■ Problem statement
Arrange everything from the line containing "Output each element" down to the line containing "x-tick-label: 2019 bbox=[430, 777, 463, 794]" as a Markdown table with two columns, Row and Line. Give each line its row number and skip any blank lines.

--- Begin Raw data ---

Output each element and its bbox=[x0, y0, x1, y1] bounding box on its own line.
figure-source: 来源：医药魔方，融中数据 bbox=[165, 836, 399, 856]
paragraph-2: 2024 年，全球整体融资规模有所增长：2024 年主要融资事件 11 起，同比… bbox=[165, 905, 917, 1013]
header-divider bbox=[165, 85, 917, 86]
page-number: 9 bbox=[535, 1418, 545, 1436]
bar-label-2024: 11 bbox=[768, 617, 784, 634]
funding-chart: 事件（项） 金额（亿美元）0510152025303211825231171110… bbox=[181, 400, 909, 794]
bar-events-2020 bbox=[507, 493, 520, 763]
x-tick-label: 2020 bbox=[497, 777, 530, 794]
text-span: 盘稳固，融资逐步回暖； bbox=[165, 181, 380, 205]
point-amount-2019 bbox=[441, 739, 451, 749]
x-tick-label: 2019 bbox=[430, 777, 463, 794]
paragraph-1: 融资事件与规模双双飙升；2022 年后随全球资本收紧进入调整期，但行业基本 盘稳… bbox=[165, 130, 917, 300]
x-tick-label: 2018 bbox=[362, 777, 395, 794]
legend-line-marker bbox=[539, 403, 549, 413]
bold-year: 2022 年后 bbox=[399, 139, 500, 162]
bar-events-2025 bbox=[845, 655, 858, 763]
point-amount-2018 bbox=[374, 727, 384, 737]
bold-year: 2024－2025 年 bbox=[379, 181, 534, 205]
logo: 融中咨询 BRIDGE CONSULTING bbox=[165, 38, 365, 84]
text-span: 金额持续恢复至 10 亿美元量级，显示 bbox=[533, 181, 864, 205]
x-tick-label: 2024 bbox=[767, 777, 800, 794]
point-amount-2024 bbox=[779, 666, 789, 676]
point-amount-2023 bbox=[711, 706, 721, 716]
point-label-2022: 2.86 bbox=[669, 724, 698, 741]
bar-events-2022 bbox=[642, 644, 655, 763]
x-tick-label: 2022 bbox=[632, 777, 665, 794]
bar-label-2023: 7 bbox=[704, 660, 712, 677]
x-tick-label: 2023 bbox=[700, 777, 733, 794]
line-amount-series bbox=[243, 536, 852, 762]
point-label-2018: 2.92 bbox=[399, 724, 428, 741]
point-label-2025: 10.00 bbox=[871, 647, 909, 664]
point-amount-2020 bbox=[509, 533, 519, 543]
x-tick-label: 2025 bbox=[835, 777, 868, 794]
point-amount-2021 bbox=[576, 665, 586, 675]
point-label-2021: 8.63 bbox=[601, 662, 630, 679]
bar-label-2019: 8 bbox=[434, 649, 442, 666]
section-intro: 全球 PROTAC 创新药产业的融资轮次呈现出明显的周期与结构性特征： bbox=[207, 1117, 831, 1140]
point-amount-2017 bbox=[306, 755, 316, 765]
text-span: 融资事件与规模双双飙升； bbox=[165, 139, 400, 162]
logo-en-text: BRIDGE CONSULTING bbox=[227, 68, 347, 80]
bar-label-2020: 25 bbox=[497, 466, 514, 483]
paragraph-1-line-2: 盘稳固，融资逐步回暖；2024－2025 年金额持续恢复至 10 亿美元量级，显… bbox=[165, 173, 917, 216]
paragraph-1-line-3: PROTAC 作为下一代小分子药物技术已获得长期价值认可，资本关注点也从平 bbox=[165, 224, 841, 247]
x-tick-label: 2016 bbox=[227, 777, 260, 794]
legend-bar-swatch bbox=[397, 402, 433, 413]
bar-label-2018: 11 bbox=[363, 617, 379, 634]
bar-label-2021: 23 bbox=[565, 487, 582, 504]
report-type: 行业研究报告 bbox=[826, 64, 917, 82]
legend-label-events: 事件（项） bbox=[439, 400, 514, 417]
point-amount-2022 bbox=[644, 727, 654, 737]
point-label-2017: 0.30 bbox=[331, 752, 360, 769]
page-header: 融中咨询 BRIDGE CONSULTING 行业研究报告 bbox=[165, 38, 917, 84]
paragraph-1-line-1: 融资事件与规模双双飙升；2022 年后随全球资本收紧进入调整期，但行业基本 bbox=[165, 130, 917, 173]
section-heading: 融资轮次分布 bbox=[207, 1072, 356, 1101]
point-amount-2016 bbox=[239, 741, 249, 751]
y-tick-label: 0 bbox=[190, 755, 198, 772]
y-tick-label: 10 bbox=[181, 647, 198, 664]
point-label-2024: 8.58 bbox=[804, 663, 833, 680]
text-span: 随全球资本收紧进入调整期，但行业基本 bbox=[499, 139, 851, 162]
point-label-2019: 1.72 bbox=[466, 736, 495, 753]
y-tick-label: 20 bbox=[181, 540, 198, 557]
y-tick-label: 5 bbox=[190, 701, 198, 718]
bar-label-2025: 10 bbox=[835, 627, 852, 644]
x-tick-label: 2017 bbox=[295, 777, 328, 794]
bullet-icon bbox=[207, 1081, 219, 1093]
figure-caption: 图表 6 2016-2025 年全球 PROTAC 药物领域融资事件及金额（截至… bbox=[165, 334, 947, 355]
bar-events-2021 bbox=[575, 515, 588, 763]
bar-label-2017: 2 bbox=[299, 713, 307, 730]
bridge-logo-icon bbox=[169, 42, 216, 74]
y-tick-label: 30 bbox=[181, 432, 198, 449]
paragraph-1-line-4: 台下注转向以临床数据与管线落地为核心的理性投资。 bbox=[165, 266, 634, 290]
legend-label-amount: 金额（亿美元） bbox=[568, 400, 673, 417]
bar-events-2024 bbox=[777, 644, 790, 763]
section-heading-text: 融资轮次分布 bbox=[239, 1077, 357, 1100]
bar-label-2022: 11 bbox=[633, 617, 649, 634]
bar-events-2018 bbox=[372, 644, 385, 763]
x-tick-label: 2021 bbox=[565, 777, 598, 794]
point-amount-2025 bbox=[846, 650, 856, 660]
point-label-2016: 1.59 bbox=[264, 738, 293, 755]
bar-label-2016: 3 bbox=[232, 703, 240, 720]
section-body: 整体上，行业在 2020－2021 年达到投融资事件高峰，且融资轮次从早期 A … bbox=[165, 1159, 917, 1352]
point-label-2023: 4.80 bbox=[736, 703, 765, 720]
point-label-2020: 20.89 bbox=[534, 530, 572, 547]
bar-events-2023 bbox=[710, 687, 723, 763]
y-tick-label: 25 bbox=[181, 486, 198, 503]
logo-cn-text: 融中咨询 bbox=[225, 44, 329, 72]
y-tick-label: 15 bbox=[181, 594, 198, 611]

--- End Raw data ---
--- Begin Raw data ---

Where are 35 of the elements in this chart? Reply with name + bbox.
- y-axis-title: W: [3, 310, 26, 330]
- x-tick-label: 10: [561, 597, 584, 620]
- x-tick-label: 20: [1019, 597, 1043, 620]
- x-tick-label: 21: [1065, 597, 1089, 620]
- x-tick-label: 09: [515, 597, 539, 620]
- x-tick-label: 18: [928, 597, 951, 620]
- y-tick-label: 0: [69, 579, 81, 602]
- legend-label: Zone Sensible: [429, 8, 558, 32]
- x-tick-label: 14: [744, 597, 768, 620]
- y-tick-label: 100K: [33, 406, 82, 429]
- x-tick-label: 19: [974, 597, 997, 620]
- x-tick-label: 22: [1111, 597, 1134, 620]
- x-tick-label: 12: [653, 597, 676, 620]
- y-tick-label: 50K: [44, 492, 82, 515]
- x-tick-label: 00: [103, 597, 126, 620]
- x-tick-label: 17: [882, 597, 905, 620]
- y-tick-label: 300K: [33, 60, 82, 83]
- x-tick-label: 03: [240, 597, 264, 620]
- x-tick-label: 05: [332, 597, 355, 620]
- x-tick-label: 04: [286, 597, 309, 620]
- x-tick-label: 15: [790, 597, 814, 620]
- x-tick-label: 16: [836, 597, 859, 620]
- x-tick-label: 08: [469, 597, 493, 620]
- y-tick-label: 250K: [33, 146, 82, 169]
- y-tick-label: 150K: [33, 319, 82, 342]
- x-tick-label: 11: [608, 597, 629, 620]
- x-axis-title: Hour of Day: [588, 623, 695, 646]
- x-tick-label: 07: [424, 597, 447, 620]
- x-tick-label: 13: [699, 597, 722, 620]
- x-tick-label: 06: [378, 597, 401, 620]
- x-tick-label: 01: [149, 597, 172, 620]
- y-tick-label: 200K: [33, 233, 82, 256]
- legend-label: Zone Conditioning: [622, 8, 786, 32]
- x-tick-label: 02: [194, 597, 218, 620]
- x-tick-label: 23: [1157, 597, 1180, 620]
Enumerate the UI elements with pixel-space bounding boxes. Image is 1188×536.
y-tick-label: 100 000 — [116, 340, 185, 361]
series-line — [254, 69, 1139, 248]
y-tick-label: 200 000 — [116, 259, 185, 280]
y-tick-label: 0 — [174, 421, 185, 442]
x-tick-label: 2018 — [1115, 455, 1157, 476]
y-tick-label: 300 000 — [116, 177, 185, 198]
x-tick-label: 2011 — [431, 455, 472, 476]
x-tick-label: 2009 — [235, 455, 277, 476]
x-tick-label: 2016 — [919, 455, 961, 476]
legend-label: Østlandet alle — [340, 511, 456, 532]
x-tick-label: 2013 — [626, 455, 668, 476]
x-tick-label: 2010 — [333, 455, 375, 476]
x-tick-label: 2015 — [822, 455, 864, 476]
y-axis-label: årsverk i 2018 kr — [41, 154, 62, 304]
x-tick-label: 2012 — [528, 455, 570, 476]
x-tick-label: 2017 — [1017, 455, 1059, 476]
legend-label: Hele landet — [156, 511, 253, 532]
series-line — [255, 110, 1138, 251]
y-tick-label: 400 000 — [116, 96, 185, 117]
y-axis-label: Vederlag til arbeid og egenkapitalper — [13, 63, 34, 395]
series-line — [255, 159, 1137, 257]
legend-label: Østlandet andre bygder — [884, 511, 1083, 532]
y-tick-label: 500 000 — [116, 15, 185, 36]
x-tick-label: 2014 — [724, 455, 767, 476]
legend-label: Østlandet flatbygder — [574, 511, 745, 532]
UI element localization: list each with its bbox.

--- End Raw data ---

■ Expected answer
| Row | Line |
|---|---|
| 1 | Output each element and its bbox=[x0, y0, x1, y1] bounding box on its own line. |
| 2 | figure-source: 来源：医药魔方，融中数据 bbox=[165, 836, 399, 856] |
| 3 | paragraph-2: 2024 年，全球整体融资规模有所增长：2024 年主要融资事件 11 起，同比… bbox=[165, 905, 917, 1013] |
| 4 | header-divider bbox=[165, 85, 917, 86] |
| 5 | page-number: 9 bbox=[535, 1418, 545, 1436] |
| 6 | bar-label-2024: 11 bbox=[768, 617, 784, 634] |
| 7 | funding-chart: 事件（项） 金额（亿美元）0510152025303211825231171110… bbox=[181, 400, 909, 794] |
| 8 | bar-events-2020 bbox=[507, 493, 520, 763] |
| 9 | x-tick-label: 2020 bbox=[497, 777, 530, 794] |
| 10 | text-span: 盘稳固，融资逐步回暖； bbox=[165, 181, 380, 205] |
| 11 | point-amount-2019 bbox=[441, 739, 451, 749] |
| 12 | x-tick-label: 2019 bbox=[430, 777, 463, 794] |